Stored data
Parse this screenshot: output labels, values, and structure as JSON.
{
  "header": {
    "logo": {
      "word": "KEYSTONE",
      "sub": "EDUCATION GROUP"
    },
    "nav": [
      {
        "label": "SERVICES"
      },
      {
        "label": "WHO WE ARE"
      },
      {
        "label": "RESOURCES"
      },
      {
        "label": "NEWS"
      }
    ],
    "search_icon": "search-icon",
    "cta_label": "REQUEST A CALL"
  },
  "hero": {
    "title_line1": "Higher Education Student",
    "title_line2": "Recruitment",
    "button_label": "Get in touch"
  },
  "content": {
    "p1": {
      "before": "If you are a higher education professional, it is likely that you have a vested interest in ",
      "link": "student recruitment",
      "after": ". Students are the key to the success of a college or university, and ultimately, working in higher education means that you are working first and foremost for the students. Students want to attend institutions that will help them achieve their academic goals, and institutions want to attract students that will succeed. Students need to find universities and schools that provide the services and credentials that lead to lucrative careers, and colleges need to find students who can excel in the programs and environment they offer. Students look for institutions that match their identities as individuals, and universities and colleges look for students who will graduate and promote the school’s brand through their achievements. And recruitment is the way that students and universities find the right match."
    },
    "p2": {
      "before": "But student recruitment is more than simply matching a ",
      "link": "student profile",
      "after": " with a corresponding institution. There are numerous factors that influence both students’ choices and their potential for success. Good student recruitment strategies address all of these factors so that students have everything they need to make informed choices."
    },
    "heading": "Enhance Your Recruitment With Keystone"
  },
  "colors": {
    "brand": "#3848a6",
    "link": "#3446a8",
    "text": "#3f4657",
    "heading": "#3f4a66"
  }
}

Exercise aim ▸ Single out each line of the records above with the string "heading" in it, and copy it.

Response to the exercise ▸
    "heading": "Enhance Your Recruitment With Keystone"
    "heading": "#3f4a66"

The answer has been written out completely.